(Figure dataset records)
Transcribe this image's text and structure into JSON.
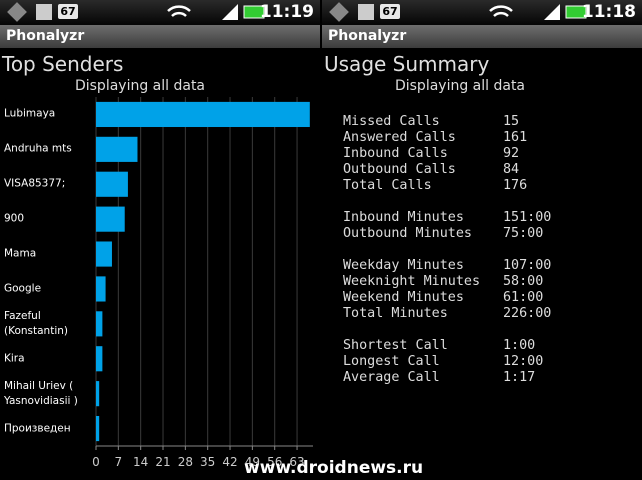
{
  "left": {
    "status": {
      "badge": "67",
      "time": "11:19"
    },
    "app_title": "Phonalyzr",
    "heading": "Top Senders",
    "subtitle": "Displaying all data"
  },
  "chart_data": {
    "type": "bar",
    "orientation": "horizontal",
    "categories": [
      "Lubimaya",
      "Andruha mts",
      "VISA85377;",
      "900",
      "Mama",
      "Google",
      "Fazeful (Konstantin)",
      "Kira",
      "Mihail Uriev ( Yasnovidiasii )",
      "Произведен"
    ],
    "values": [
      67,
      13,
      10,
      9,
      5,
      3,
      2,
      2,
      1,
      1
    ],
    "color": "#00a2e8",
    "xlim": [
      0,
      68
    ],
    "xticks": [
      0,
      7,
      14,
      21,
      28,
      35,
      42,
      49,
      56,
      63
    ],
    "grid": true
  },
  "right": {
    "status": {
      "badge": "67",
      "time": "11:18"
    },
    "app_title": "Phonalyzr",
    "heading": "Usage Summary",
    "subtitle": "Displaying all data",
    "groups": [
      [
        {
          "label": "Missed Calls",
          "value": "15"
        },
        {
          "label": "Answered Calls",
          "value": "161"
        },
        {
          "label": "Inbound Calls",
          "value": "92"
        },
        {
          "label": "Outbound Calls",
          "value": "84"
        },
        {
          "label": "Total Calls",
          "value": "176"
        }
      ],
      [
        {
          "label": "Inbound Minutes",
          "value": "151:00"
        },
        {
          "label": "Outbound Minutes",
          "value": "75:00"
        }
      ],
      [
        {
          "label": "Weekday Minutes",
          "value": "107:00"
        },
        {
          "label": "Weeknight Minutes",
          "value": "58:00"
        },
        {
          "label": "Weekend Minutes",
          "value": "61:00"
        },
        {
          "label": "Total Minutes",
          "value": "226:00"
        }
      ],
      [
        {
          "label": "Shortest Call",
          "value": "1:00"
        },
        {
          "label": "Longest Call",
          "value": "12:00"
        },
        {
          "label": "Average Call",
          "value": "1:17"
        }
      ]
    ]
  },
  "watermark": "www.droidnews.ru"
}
==
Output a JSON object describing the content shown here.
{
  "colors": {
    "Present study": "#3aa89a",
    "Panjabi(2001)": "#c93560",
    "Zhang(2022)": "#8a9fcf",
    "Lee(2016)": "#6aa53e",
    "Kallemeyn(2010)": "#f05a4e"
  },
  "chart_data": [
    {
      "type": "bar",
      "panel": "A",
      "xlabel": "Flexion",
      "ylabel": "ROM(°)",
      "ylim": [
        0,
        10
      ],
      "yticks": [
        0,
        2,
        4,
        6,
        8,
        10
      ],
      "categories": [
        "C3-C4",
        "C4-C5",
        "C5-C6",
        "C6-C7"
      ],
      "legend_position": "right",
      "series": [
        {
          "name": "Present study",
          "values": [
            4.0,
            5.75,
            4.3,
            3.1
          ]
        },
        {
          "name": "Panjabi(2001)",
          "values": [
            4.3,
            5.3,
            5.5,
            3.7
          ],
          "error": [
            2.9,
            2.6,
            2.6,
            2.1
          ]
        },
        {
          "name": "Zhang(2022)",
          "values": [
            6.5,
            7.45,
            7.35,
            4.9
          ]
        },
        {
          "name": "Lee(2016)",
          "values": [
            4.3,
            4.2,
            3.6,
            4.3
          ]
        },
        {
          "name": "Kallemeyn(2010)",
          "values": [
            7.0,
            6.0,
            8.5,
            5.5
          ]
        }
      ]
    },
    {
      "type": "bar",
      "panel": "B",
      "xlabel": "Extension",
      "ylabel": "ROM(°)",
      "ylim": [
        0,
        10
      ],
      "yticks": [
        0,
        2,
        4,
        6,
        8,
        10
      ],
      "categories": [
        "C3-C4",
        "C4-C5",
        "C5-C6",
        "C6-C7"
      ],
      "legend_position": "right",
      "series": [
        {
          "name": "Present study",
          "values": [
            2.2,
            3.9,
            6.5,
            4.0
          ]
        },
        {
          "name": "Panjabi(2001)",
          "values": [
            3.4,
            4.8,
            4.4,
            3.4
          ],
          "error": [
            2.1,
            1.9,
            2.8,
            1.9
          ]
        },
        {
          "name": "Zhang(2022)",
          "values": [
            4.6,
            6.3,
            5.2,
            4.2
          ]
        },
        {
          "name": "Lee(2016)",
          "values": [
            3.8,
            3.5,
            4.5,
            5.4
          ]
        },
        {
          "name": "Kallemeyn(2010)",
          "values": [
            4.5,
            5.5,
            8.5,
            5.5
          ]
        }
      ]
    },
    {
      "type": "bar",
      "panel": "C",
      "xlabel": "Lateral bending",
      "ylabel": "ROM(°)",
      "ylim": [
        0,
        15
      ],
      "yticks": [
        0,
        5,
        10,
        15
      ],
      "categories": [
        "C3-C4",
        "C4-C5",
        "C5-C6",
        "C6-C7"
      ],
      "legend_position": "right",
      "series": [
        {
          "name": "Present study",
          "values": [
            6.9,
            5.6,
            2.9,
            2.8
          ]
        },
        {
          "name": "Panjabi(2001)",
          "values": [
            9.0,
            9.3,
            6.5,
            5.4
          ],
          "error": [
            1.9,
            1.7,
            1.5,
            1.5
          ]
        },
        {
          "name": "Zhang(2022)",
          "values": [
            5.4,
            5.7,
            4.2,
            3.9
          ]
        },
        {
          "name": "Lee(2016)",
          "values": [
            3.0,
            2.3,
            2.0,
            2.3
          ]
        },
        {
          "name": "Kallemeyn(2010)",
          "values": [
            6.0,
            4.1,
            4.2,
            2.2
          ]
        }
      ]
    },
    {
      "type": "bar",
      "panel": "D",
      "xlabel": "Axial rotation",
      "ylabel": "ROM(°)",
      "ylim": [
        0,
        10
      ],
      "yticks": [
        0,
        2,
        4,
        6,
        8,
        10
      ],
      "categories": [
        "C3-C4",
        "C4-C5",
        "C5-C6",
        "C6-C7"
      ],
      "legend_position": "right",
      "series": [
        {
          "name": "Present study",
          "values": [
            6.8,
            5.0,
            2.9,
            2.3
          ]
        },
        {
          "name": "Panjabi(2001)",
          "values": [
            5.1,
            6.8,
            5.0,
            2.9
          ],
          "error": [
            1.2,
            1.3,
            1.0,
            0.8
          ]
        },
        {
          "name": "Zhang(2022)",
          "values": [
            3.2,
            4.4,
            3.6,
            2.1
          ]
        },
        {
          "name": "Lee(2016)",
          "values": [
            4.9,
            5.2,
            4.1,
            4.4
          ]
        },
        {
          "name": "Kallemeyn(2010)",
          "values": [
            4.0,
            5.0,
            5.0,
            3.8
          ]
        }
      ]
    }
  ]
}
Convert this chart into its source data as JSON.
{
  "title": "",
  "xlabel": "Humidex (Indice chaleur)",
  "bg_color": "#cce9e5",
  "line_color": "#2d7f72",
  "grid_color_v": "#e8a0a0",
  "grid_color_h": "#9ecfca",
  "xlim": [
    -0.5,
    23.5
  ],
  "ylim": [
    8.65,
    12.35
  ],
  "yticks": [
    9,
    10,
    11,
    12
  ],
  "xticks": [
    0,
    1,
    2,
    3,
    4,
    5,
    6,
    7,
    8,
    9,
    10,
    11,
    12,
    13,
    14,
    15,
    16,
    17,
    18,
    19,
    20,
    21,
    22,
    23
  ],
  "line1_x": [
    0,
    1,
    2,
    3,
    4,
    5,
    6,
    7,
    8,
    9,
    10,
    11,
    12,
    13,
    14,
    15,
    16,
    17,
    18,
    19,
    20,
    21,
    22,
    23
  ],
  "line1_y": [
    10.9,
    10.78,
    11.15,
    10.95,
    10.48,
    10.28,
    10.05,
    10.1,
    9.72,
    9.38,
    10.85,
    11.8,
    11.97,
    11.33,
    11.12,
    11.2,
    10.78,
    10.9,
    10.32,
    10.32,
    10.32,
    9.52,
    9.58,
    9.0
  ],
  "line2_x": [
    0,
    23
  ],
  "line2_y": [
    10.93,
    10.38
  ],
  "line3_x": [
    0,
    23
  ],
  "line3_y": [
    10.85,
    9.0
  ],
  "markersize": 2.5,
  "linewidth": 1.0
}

### Your goal
From the records above, pull out every line containing the word "xlabel".

### Exercise output
      "xlabel": "Flexion",
      "xlabel": "Extension",
      "xlabel": "Lateral bending",
      "xlabel": "Axial rotation",
  "xlabel": "Humidex (Indice chaleur)",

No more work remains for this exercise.